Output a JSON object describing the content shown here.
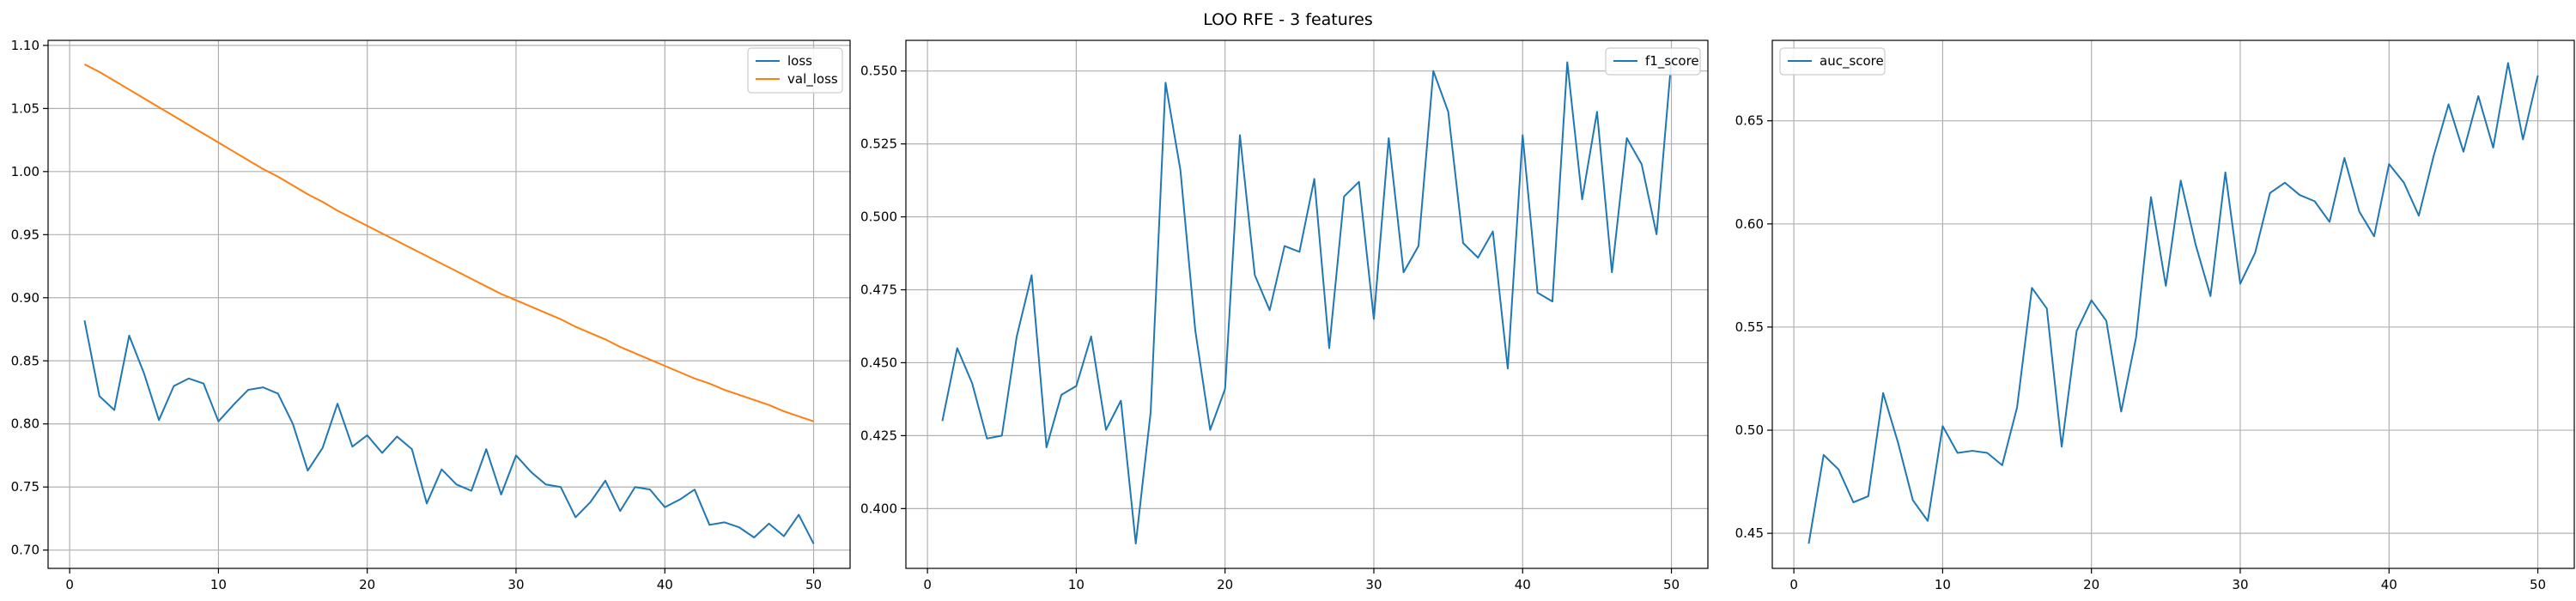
{
  "figure": {
    "suptitle": "LOO RFE - 3 features"
  },
  "chart_data": [
    {
      "type": "line",
      "title": "",
      "xlabel": "",
      "ylabel": "",
      "xlim": [
        -1.45,
        52.45
      ],
      "ylim": [
        0.6855,
        1.104
      ],
      "grid": true,
      "legend_position": "upper right",
      "x_ticks": [
        0,
        10,
        20,
        30,
        40,
        50
      ],
      "y_ticks": [
        0.7,
        0.75,
        0.8,
        0.85,
        0.9,
        0.95,
        1.0,
        1.05,
        1.1
      ],
      "y_tick_labels": [
        "0.70",
        "0.75",
        "0.80",
        "0.85",
        "0.90",
        "0.95",
        "1.00",
        "1.05",
        "1.10"
      ],
      "x": [
        1,
        2,
        3,
        4,
        5,
        6,
        7,
        8,
        9,
        10,
        11,
        12,
        13,
        14,
        15,
        16,
        17,
        18,
        19,
        20,
        21,
        22,
        23,
        24,
        25,
        26,
        27,
        28,
        29,
        30,
        31,
        32,
        33,
        34,
        35,
        36,
        37,
        38,
        39,
        40,
        41,
        42,
        43,
        44,
        45,
        46,
        47,
        48,
        49,
        50
      ],
      "series": [
        {
          "name": "loss",
          "color": "#1f77b4",
          "values": [
            0.882,
            0.822,
            0.811,
            0.87,
            0.84,
            0.803,
            0.83,
            0.836,
            0.832,
            0.802,
            0.815,
            0.827,
            0.829,
            0.824,
            0.8,
            0.763,
            0.781,
            0.816,
            0.782,
            0.791,
            0.777,
            0.79,
            0.78,
            0.737,
            0.764,
            0.752,
            0.747,
            0.78,
            0.744,
            0.775,
            0.762,
            0.752,
            0.75,
            0.726,
            0.738,
            0.755,
            0.731,
            0.75,
            0.748,
            0.734,
            0.74,
            0.748,
            0.72,
            0.722,
            0.718,
            0.71,
            0.721,
            0.711,
            0.728,
            0.705
          ]
        },
        {
          "name": "val_loss",
          "color": "#ff7f0e",
          "values": [
            1.085,
            1.079,
            1.072,
            1.065,
            1.058,
            1.051,
            1.044,
            1.037,
            1.03,
            1.023,
            1.016,
            1.009,
            1.002,
            0.996,
            0.989,
            0.982,
            0.976,
            0.969,
            0.963,
            0.957,
            0.951,
            0.945,
            0.939,
            0.933,
            0.927,
            0.921,
            0.915,
            0.909,
            0.903,
            0.898,
            0.893,
            0.888,
            0.883,
            0.877,
            0.872,
            0.867,
            0.861,
            0.856,
            0.851,
            0.846,
            0.841,
            0.836,
            0.832,
            0.827,
            0.823,
            0.819,
            0.815,
            0.81,
            0.806,
            0.802
          ]
        }
      ]
    },
    {
      "type": "line",
      "title": "",
      "xlabel": "",
      "ylabel": "",
      "xlim": [
        -1.45,
        52.45
      ],
      "ylim": [
        0.3795,
        0.5605
      ],
      "grid": true,
      "legend_position": "upper right",
      "x_ticks": [
        0,
        10,
        20,
        30,
        40,
        50
      ],
      "y_ticks": [
        0.4,
        0.425,
        0.45,
        0.475,
        0.5,
        0.525,
        0.55
      ],
      "y_tick_labels": [
        "0.400",
        "0.425",
        "0.450",
        "0.475",
        "0.500",
        "0.525",
        "0.550"
      ],
      "x": [
        1,
        2,
        3,
        4,
        5,
        6,
        7,
        8,
        9,
        10,
        11,
        12,
        13,
        14,
        15,
        16,
        17,
        18,
        19,
        20,
        21,
        22,
        23,
        24,
        25,
        26,
        27,
        28,
        29,
        30,
        31,
        32,
        33,
        34,
        35,
        36,
        37,
        38,
        39,
        40,
        41,
        42,
        43,
        44,
        45,
        46,
        47,
        48,
        49,
        50
      ],
      "series": [
        {
          "name": "f1_score",
          "color": "#1f77b4",
          "values": [
            0.43,
            0.455,
            0.443,
            0.424,
            0.425,
            0.459,
            0.48,
            0.421,
            0.439,
            0.442,
            0.459,
            0.427,
            0.437,
            0.388,
            0.433,
            0.546,
            0.516,
            0.461,
            0.427,
            0.441,
            0.528,
            0.48,
            0.468,
            0.49,
            0.488,
            0.513,
            0.455,
            0.507,
            0.512,
            0.465,
            0.527,
            0.481,
            0.49,
            0.55,
            0.536,
            0.491,
            0.486,
            0.495,
            0.448,
            0.528,
            0.474,
            0.471,
            0.553,
            0.506,
            0.536,
            0.481,
            0.527,
            0.518,
            0.494,
            0.554
          ]
        }
      ]
    },
    {
      "type": "line",
      "title": "",
      "xlabel": "",
      "ylabel": "",
      "xlim": [
        -1.45,
        52.45
      ],
      "ylim": [
        0.433,
        0.689
      ],
      "grid": true,
      "legend_position": "upper left",
      "x_ticks": [
        0,
        10,
        20,
        30,
        40,
        50
      ],
      "y_ticks": [
        0.45,
        0.5,
        0.55,
        0.6,
        0.65
      ],
      "y_tick_labels": [
        "0.45",
        "0.50",
        "0.55",
        "0.60",
        "0.65"
      ],
      "x": [
        1,
        2,
        3,
        4,
        5,
        6,
        7,
        8,
        9,
        10,
        11,
        12,
        13,
        14,
        15,
        16,
        17,
        18,
        19,
        20,
        21,
        22,
        23,
        24,
        25,
        26,
        27,
        28,
        29,
        30,
        31,
        32,
        33,
        34,
        35,
        36,
        37,
        38,
        39,
        40,
        41,
        42,
        43,
        44,
        45,
        46,
        47,
        48,
        49,
        50
      ],
      "series": [
        {
          "name": "auc_score",
          "color": "#1f77b4",
          "values": [
            0.445,
            0.488,
            0.481,
            0.465,
            0.468,
            0.518,
            0.494,
            0.466,
            0.456,
            0.502,
            0.489,
            0.49,
            0.489,
            0.483,
            0.511,
            0.569,
            0.559,
            0.492,
            0.548,
            0.563,
            0.553,
            0.509,
            0.545,
            0.613,
            0.57,
            0.621,
            0.59,
            0.565,
            0.625,
            0.571,
            0.586,
            0.615,
            0.62,
            0.614,
            0.611,
            0.601,
            0.632,
            0.606,
            0.594,
            0.629,
            0.62,
            0.604,
            0.633,
            0.658,
            0.635,
            0.662,
            0.637,
            0.678,
            0.641,
            0.672
          ]
        }
      ]
    }
  ]
}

● **AIM**
All entries must be written out again exactly as given, with no pictures in the copy.

● **TASK SOLUTION**
Output a JSON object describing the content shown here.
{
  "figure": {
    "suptitle": "LOO RFE - 3 features"
  },
  "chart_data": [
    {
      "type": "line",
      "title": "",
      "xlabel": "",
      "ylabel": "",
      "xlim": [
        -1.45,
        52.45
      ],
      "ylim": [
        0.6855,
        1.104
      ],
      "grid": true,
      "legend_position": "upper right",
      "x_ticks": [
        0,
        10,
        20,
        30,
        40,
        50
      ],
      "y_ticks": [
        0.7,
        0.75,
        0.8,
        0.85,
        0.9,
        0.95,
        1.0,
        1.05,
        1.1
      ],
      "y_tick_labels": [
        "0.70",
        "0.75",
        "0.80",
        "0.85",
        "0.90",
        "0.95",
        "1.00",
        "1.05",
        "1.10"
      ],
      "x": [
        1,
        2,
        3,
        4,
        5,
        6,
        7,
        8,
        9,
        10,
        11,
        12,
        13,
        14,
        15,
        16,
        17,
        18,
        19,
        20,
        21,
        22,
        23,
        24,
        25,
        26,
        27,
        28,
        29,
        30,
        31,
        32,
        33,
        34,
        35,
        36,
        37,
        38,
        39,
        40,
        41,
        42,
        43,
        44,
        45,
        46,
        47,
        48,
        49,
        50
      ],
      "series": [
        {
          "name": "loss",
          "color": "#1f77b4",
          "values": [
            0.882,
            0.822,
            0.811,
            0.87,
            0.84,
            0.803,
            0.83,
            0.836,
            0.832,
            0.802,
            0.815,
            0.827,
            0.829,
            0.824,
            0.8,
            0.763,
            0.781,
            0.816,
            0.782,
            0.791,
            0.777,
            0.79,
            0.78,
            0.737,
            0.764,
            0.752,
            0.747,
            0.78,
            0.744,
            0.775,
            0.762,
            0.752,
            0.75,
            0.726,
            0.738,
            0.755,
            0.731,
            0.75,
            0.748,
            0.734,
            0.74,
            0.748,
            0.72,
            0.722,
            0.718,
            0.71,
            0.721,
            0.711,
            0.728,
            0.705
          ]
        },
        {
          "name": "val_loss",
          "color": "#ff7f0e",
          "values": [
            1.085,
            1.079,
            1.072,
            1.065,
            1.058,
            1.051,
            1.044,
            1.037,
            1.03,
            1.023,
            1.016,
            1.009,
            1.002,
            0.996,
            0.989,
            0.982,
            0.976,
            0.969,
            0.963,
            0.957,
            0.951,
            0.945,
            0.939,
            0.933,
            0.927,
            0.921,
            0.915,
            0.909,
            0.903,
            0.898,
            0.893,
            0.888,
            0.883,
            0.877,
            0.872,
            0.867,
            0.861,
            0.856,
            0.851,
            0.846,
            0.841,
            0.836,
            0.832,
            0.827,
            0.823,
            0.819,
            0.815,
            0.81,
            0.806,
            0.802
          ]
        }
      ]
    },
    {
      "type": "line",
      "title": "",
      "xlabel": "",
      "ylabel": "",
      "xlim": [
        -1.45,
        52.45
      ],
      "ylim": [
        0.3795,
        0.5605
      ],
      "grid": true,
      "legend_position": "upper right",
      "x_ticks": [
        0,
        10,
        20,
        30,
        40,
        50
      ],
      "y_ticks": [
        0.4,
        0.425,
        0.45,
        0.475,
        0.5,
        0.525,
        0.55
      ],
      "y_tick_labels": [
        "0.400",
        "0.425",
        "0.450",
        "0.475",
        "0.500",
        "0.525",
        "0.550"
      ],
      "x": [
        1,
        2,
        3,
        4,
        5,
        6,
        7,
        8,
        9,
        10,
        11,
        12,
        13,
        14,
        15,
        16,
        17,
        18,
        19,
        20,
        21,
        22,
        23,
        24,
        25,
        26,
        27,
        28,
        29,
        30,
        31,
        32,
        33,
        34,
        35,
        36,
        37,
        38,
        39,
        40,
        41,
        42,
        43,
        44,
        45,
        46,
        47,
        48,
        49,
        50
      ],
      "series": [
        {
          "name": "f1_score",
          "color": "#1f77b4",
          "values": [
            0.43,
            0.455,
            0.443,
            0.424,
            0.425,
            0.459,
            0.48,
            0.421,
            0.439,
            0.442,
            0.459,
            0.427,
            0.437,
            0.388,
            0.433,
            0.546,
            0.516,
            0.461,
            0.427,
            0.441,
            0.528,
            0.48,
            0.468,
            0.49,
            0.488,
            0.513,
            0.455,
            0.507,
            0.512,
            0.465,
            0.527,
            0.481,
            0.49,
            0.55,
            0.536,
            0.491,
            0.486,
            0.495,
            0.448,
            0.528,
            0.474,
            0.471,
            0.553,
            0.506,
            0.536,
            0.481,
            0.527,
            0.518,
            0.494,
            0.554
          ]
        }
      ]
    },
    {
      "type": "line",
      "title": "",
      "xlabel": "",
      "ylabel": "",
      "xlim": [
        -1.45,
        52.45
      ],
      "ylim": [
        0.433,
        0.689
      ],
      "grid": true,
      "legend_position": "upper left",
      "x_ticks": [
        0,
        10,
        20,
        30,
        40,
        50
      ],
      "y_ticks": [
        0.45,
        0.5,
        0.55,
        0.6,
        0.65
      ],
      "y_tick_labels": [
        "0.45",
        "0.50",
        "0.55",
        "0.60",
        "0.65"
      ],
      "x": [
        1,
        2,
        3,
        4,
        5,
        6,
        7,
        8,
        9,
        10,
        11,
        12,
        13,
        14,
        15,
        16,
        17,
        18,
        19,
        20,
        21,
        22,
        23,
        24,
        25,
        26,
        27,
        28,
        29,
        30,
        31,
        32,
        33,
        34,
        35,
        36,
        37,
        38,
        39,
        40,
        41,
        42,
        43,
        44,
        45,
        46,
        47,
        48,
        49,
        50
      ],
      "series": [
        {
          "name": "auc_score",
          "color": "#1f77b4",
          "values": [
            0.445,
            0.488,
            0.481,
            0.465,
            0.468,
            0.518,
            0.494,
            0.466,
            0.456,
            0.502,
            0.489,
            0.49,
            0.489,
            0.483,
            0.511,
            0.569,
            0.559,
            0.492,
            0.548,
            0.563,
            0.553,
            0.509,
            0.545,
            0.613,
            0.57,
            0.621,
            0.59,
            0.565,
            0.625,
            0.571,
            0.586,
            0.615,
            0.62,
            0.614,
            0.611,
            0.601,
            0.632,
            0.606,
            0.594,
            0.629,
            0.62,
            0.604,
            0.633,
            0.658,
            0.635,
            0.662,
            0.637,
            0.678,
            0.641,
            0.672
          ]
        }
      ]
    }
  ]
}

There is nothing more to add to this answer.